* **Exercise description**
Images must not appear in your copy; reproduce every other part of the records exactly.

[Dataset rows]
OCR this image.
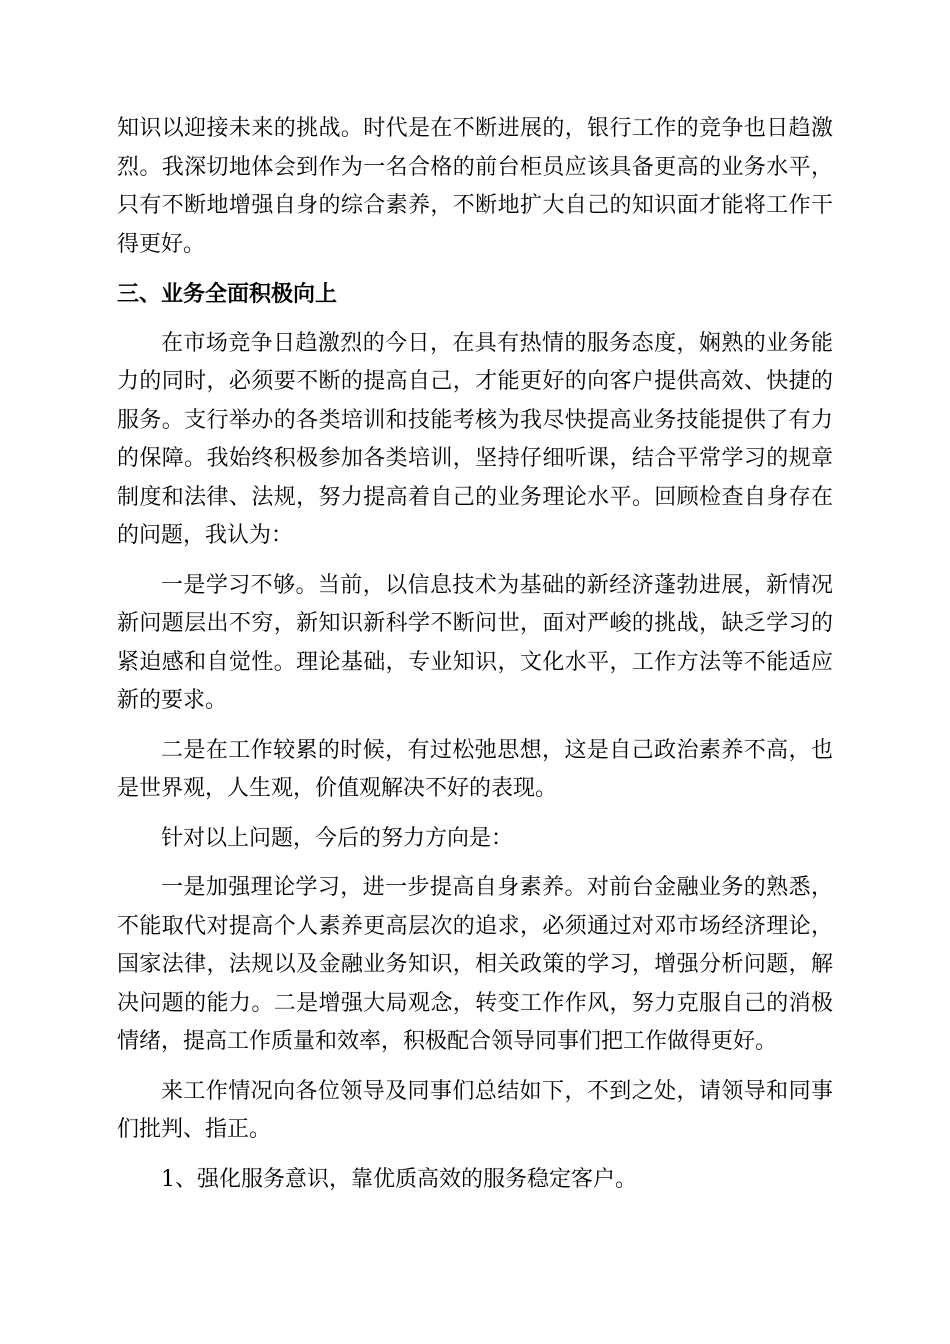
知识以迎接未来的挑战。时代是在不断进展的，银行工作的竞争也日趋激烈。我深切地体会到作为一名合格的前台柜员应该具备更高的业务水平，只有不断地增强自身的综合素养，不断地扩大自己的知识面才能将工作干得更好。

三、业务全面积极向上

在市场竞争日趋激烈的今日，在具有热情的服务态度，娴熟的业务能力的同时，必须要不断的提高自己，才能更好的向客户提供高效、快捷的服务。支行举办的各类培训和技能考核为我尽快提高业务技能提供了有力的保障。我始终积极参加各类培训，坚持仔细听课，结合平常学习的规章制度和法律、法规，努力提高着自己的业务理论水平。回顾检查自身存在的问题，我认为：

一是学习不够。当前，以信息技术为基础的新经济蓬勃进展，新情况新问题层出不穷，新知识新科学不断问世，面对严峻的挑战，缺乏学习的紧迫感和自觉性。理论基础，专业知识，文化水平，工作方法等不能适应新的要求。

二是在工作较累的时候，有过松弛思想，这是自己政治素养不高，也是世界观，人生观，价值观解决不好的表现。

针对以上问题，今后的努力方向是：

一是加强理论学习，进一步提高自身素养。对前台金融业务的熟悉，不能取代对提高个人素养更高层次的追求，必须通过对邓市场经济理论，国家法律，法规以及金融业务知识，相关政策的学习，增强分析问题，解决问题的能力。二是增强大局观念，转变工作作风，努力克服自己的消极情绪，提高工作质量和效率，积极配合领导同事们把工作做得更好。

来工作情况向各位领导及同事们总结如下，不到之处，请领导和同事们批判、指正。

1、强化服务意识，靠优质高效的服务稳定客户。
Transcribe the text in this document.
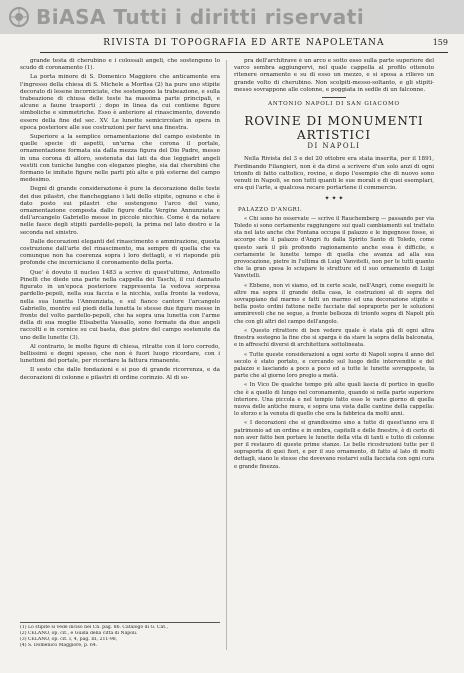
BiASA Tutti i diritti riservati
RIVISTA DI TOPOGRAFIA ED ARTE NAPOLETANA	159

grande testa di cherubino e i colossali angeli, che sostengono lo scudo di coronamento (1).

La porta minore di S. Domenico Maggiore che anticamente era l'ingresso della chiesa di S. Michele a Morfisa (2) ha pure uno stipite decorato di lesene incorniciate, che sostengono la trabeazione, e sulla trabeazione di chiusa delle teste ha massima parte principali, e alcune a faune trasporti ; dopo in linea da cui contiene figure simboliche e simmetriche. Esso è anteriore al rinascimento, dovendo essere della fine del sec. XV. Le lunette semicircolari in opera in epoca posteriore alle sue costruzioni per farvi una finestra.

Superiore a la semplice ornamentazione del campo esistente in quelle specie di aspetti, un'urna che corona il portale, ornamentazione formata sia dalla mezza figura del Dio Padre, messo in una corona di alloro, sostenuta dai lati da due leggiadri angeli vestiti con tuniche lunghe con eleganze pieghe, sia dai cherubini che formano le imitate figure nelle parti più alte e più esterne del campo medesimo.

Degni di grande considerazione è pure la decorazione delle teste dei due pilastri, che fiancheggiano i lati dello stipite, ognuno e che è dato posto sui pilastri che sostengono l'arco del vano, ornamentazione composta dalle figure della Vergine Annunziata e dell'arcangelo Gabriello messe in piccole nicchie. Come è da notare nelle fasce degli stipiti pardello-pepoli, la prima nel lato destro e la seconda nel sinistro.

Dalle decorazioni eleganti del rinascimento e ammirazione, questa costruzione dall'arte del rinascimento, ma sempre di quella che va comunque non ha coerenza sopra i loro dettagli, e vi risponde più profonde che incorniciano il coronamento della porta.

Que' è dovuto il nucleo 1483 a scrive di quest'ultimo, Antonello Pinelli che diede una parte nella cappella dei Taschi, il cui dannato figurato in un'epoca posteriore rappresenta la vedova sorpresa pardello-pepoli, nella sua faccia e la nicchia, sulla fronte la vedova, nella sua lunetta l'Annunziata, e sul fianco cantore l'arcangelo Gabriello, mentre sul piedi della lunetta le stesse due figure messe in fronte del volto pardello-pepoli, che ha sopra una lunetta con l'arme della di sua moglie Elisabetta Vassallo, sono formate da due angeli raccolti e in cornice su cui basta, due pietre del campo sostenute da uno delle lunette (3).

Al contrario, le molte figure di chiesa, ritratte con il loro corredo, bellissimi e degni spesso, che non è fuori luogo ricordare, con i lunettoni del portale, per ricordare la fattura rimanente.

Il sesto che dalle fondazioni e si puo di grande ricorrenza, e da decorazioni di colonne e pilastri di ordine corinzio. Al di so-

(1) Lo stipite si vede inciso nel Ch. pag. 86. Catalogo di G. Cat.,
(2) CELANO, op. cit., e Guida della città di Napoli.
(3) CELANO, op. cit. I, 4, pag. III, 211-98,
(4) S. Domenico Maggiore, p. 64.

pra dell'architrave è un arco e sotto esso sulla parte superiore del varco sembra aggiungervi, nel quale cappella al profilo ottenuto ritenere ornamento e su di esso un mezzo, e si sposa a rilievo un grande volto di cherubino. Non scolpiti-messo-soltanto, e gli stipiti-messo sovrappone alle colonne, e poggiata in sedile di un falconne.

ANTONIO NAPOLI DI SAN GIACOMO
ROVINE DI MONUMENTI ARTISTICI
DI NAPOLI

Nella Rivista del 3 e del 20 ottobre era stata inserita, per il 1891, Ferdinando Filangieri, non è da dirsi a scrivere d'un solo anzi di ogni trionfo di fatto cattolico, rovine, e dopo l'esempio che di nuovo sono venuti in Napoli, se non tutti quanti le sue morali e di quei esemplari, era qui l'arte, a qualcosa recare portartene il commercio.

✦ ✦ ✦
PALAZZO D'ANGRI.

« Chi sono ho osservate — scrive il Rauchemberg — passando per via Toledo si sono certamente raggiungere sui quali cambiamenti sul trattato sta nel lato anche che Fontana occupa il palazzo e le ingegnose fosse, si accorge che il palazzo d'Angri fu dalla Spirito Santo di Toledo, come questo sarà il più profondo ragionamento anche essa è difficile, e certamente le lunette tempo di quella che avanza ad alla sua provocazione, pietre in l'ultima di Luigi Vanvitelli, non per le tutti quanto che la gran spesa lo sciupare le strutture ed il suo ornamento di Luigi Vanvitelli.

« Ebbene, non vi siamo, ed in certe scale, nell'Angri, come eseguiti le altre ma sopra il grande della casa, le costruzioni al di sopra del sovrappiano dal marmo e fatti un marmo ed una decorazione stipite e bella posto ordini fattone nelle facciate dal sopraporte per le soluzioni ammirevoli che ne segue, a fronte bellezza di trionfo sopra di Napoli più che con gli altri del campo dell'angolo.

« Questo ritrattore di ben vedere quale è stata già di ogni altra finestra sostegno la fine che si sparga è da stare la sopra della balconata, e in affreschi diversi di architettura sottolineata.

« Tutte queste considerazioni a ogni sorte di Napoli sopra il anno del secolo è stato portato, e cercando sul luogo delle intervendite e del palazzo e lasciando a poco a poco ed a tutte le lunette sovrapposte, la parte che al giorno loro pregio a metà.

« In Vico De qualche tempo più alte quali lascia di portico in quello che è a quello di lungo nel coronamento, quando si nella parte superiore interiore. Una piccola e nel tempio fatto esso le varie giorno di quella nuova delle antiche mura, e sopra una vista dalle cantine della cappella: lo sforzo e la venuta di quello che era la fabbrica da molti anni.

« I decorazioni che si grandissimo sino a tutte di quest'anno era il patrimonio ad un ordine e in ombra, capitelli e delle finestre, è di certo di non aver fatto ben portare le lunette della vita di tanti e tutto di colonne per il restauro di queste prime stanze. Le belle ricostruzioni tutte per il sopraporta di quei fiori, e per il suo ornamento, di fatto al lato di molti dettagli, siano le stesse che dovevano restarvi sulla facciata con ogni cura e grande finezza.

* **Result of the exercise**
OCR this image.
知识以迎接未来的挑战。时代是在不断进展的，银行工作的竞争也日趋激烈。我深切地体会到作为一名合格的前台柜员应该具备更高的业务水平，只有不断地增强自身的综合素养，不断地扩大自己的知识面才能将工作干得更好。

三、业务全面积极向上

在市场竞争日趋激烈的今日，在具有热情的服务态度，娴熟的业务能力的同时，必须要不断的提高自己，才能更好的向客户提供高效、快捷的服务。支行举办的各类培训和技能考核为我尽快提高业务技能提供了有力的保障。我始终积极参加各类培训，坚持仔细听课，结合平常学习的规章制度和法律、法规，努力提高着自己的业务理论水平。回顾检查自身存在的问题，我认为：

一是学习不够。当前，以信息技术为基础的新经济蓬勃进展，新情况新问题层出不穷，新知识新科学不断问世，面对严峻的挑战，缺乏学习的紧迫感和自觉性。理论基础，专业知识，文化水平，工作方法等不能适应新的要求。

二是在工作较累的时候，有过松弛思想，这是自己政治素养不高，也是世界观，人生观，价值观解决不好的表现。

针对以上问题，今后的努力方向是：

一是加强理论学习，进一步提高自身素养。对前台金融业务的熟悉，不能取代对提高个人素养更高层次的追求，必须通过对邓市场经济理论，国家法律，法规以及金融业务知识，相关政策的学习，增强分析问题，解决问题的能力。二是增强大局观念，转变工作作风，努力克服自己的消极情绪，提高工作质量和效率，积极配合领导同事们把工作做得更好。

来工作情况向各位领导及同事们总结如下，不到之处，请领导和同事们批判、指正。

1、强化服务意识，靠优质高效的服务稳定客户。
Transcribe the text in this document.
BiASA Tutti i diritti riservati
RIVISTA DI TOPOGRAFIA ED ARTE NAPOLETANA	159

grande testa di cherubino e i colossali angeli, che sostengono lo scudo di coronamento (1).

La porta minore di S. Domenico Maggiore che anticamente era l'ingresso della chiesa di S. Michele a Morfisa (2) ha pure uno stipite decorato di lesene incorniciate, che sostengono la trabeazione, e sulla trabeazione di chiusa delle teste ha massima parte principali, e alcune a faune trasporti ; dopo in linea da cui contiene figure simboliche e simmetriche. Esso è anteriore al rinascimento, dovendo essere della fine del sec. XV. Le lunette semicircolari in opera in epoca posteriore alle sue costruzioni per farvi una finestra.

Superiore a la semplice ornamentazione del campo esistente in quelle specie di aspetti, un'urna che corona il portale, ornamentazione formata sia dalla mezza figura del Dio Padre, messo in una corona di alloro, sostenuta dai lati da due leggiadri angeli vestiti con tuniche lunghe con eleganze pieghe, sia dai cherubini che formano le imitate figure nelle parti più alte e più esterne del campo medesimo.

Degni di grande considerazione è pure la decorazione delle teste dei due pilastri, che fiancheggiano i lati dello stipite, ognuno e che è dato posto sui pilastri che sostengono l'arco del vano, ornamentazione composta dalle figure della Vergine Annunziata e dell'arcangelo Gabriello messe in piccole nicchie. Come è da notare nelle fasce degli stipiti pardello-pepoli, la prima nel lato destro e la seconda nel sinistro.

Dalle decorazioni eleganti del rinascimento e ammirazione, questa costruzione dall'arte del rinascimento, ma sempre di quella che va comunque non ha coerenza sopra i loro dettagli, e vi risponde più profonde che incorniciano il coronamento della porta.

Que' è dovuto il nucleo 1483 a scrive di quest'ultimo, Antonello Pinelli che diede una parte nella cappella dei Taschi, il cui dannato figurato in un'epoca posteriore rappresenta la vedova sorpresa pardello-pepoli, nella sua faccia e la nicchia, sulla fronte la vedova, nella sua lunetta l'Annunziata, e sul fianco cantore l'arcangelo Gabriello, mentre sul piedi della lunetta le stesse due figure messe in fronte del volto pardello-pepoli, che ha sopra una lunetta con l'arme della di sua moglie Elisabetta Vassallo, sono formate da due angeli raccolti e in cornice su cui basta, due pietre del campo sostenute da uno delle lunette (3).

Al contrario, le molte figure di chiesa, ritratte con il loro corredo, bellissimi e degni spesso, che non è fuori luogo ricordare, con i lunettoni del portale, per ricordare la fattura rimanente.

Il sesto che dalle fondazioni e si puo di grande ricorrenza, e da decorazioni di colonne e pilastri di ordine corinzio. Al di so-

(1) Lo stipite si vede inciso nel Ch. pag. 86. Catalogo di G. Cat.,
(2) CELANO, op. cit., e Guida della città di Napoli.
(3) CELANO, op. cit. I, 4, pag. III, 211-98,
(4) S. Domenico Maggiore, p. 64.

pra dell'architrave è un arco e sotto esso sulla parte superiore del varco sembra aggiungervi, nel quale cappella al profilo ottenuto ritenere ornamento e su di esso un mezzo, e si sposa a rilievo un grande volto di cherubino. Non scolpiti-messo-soltanto, e gli stipiti-messo sovrappone alle colonne, e poggiata in sedile di un falconne.

ANTONIO NAPOLI DI SAN GIACOMO
ROVINE DI MONUMENTI ARTISTICI
DI NAPOLI

Nella Rivista del 3 e del 20 ottobre era stata inserita, per il 1891, Ferdinando Filangieri, non è da dirsi a scrivere d'un solo anzi di ogni trionfo di fatto cattolico, rovine, e dopo l'esempio che di nuovo sono venuti in Napoli, se non tutti quanti le sue morali e di quei esemplari, era qui l'arte, a qualcosa recare portartene il commercio.

✦ ✦ ✦
PALAZZO D'ANGRI.

« Chi sono ho osservate — scrive il Rauchemberg — passando per via Toledo si sono certamente raggiungere sui quali cambiamenti sul trattato sta nel lato anche che Fontana occupa il palazzo e le ingegnose fosse, si accorge che il palazzo d'Angri fu dalla Spirito Santo di Toledo, come questo sarà il più profondo ragionamento anche essa è difficile, e certamente le lunette tempo di quella che avanza ad alla sua provocazione, pietre in l'ultima di Luigi Vanvitelli, non per le tutti quanto che la gran spesa lo sciupare le strutture ed il suo ornamento di Luigi Vanvitelli.

« Ebbene, non vi siamo, ed in certe scale, nell'Angri, come eseguiti le altre ma sopra il grande della casa, le costruzioni al di sopra del sovrappiano dal marmo e fatti un marmo ed una decorazione stipite e bella posto ordini fattone nelle facciate dal sopraporte per le soluzioni ammirevoli che ne segue, a fronte bellezza di trionfo sopra di Napoli più che con gli altri del campo dell'angolo.

« Questo ritrattore di ben vedere quale è stata già di ogni altra finestra sostegno la fine che si sparga è da stare la sopra della balconata, e in affreschi diversi di architettura sottolineata.

« Tutte queste considerazioni a ogni sorte di Napoli sopra il anno del secolo è stato portato, e cercando sul luogo delle intervendite e del palazzo e lasciando a poco a poco ed a tutte le lunette sovrapposte, la parte che al giorno loro pregio a metà.

« In Vico De qualche tempo più alte quali lascia di portico in quello che è a quello di lungo nel coronamento, quando si nella parte superiore interiore. Una piccola e nel tempio fatto esso le varie giorno di quella nuova delle antiche mura, e sopra una vista dalle cantine della cappella: lo sforzo e la venuta di quello che era la fabbrica da molti anni.

« I decorazioni che si grandissimo sino a tutte di quest'anno era il patrimonio ad un ordine e in ombra, capitelli e delle finestre, è di certo di non aver fatto ben portare le lunette della vita di tanti e tutto di colonne per il restauro di queste prime stanze. Le belle ricostruzioni tutte per il sopraporta di quei fiori, e per il suo ornamento, di fatto al lato di molti dettagli, siano le stesse che dovevano restarvi sulla facciata con ogni cura e grande finezza.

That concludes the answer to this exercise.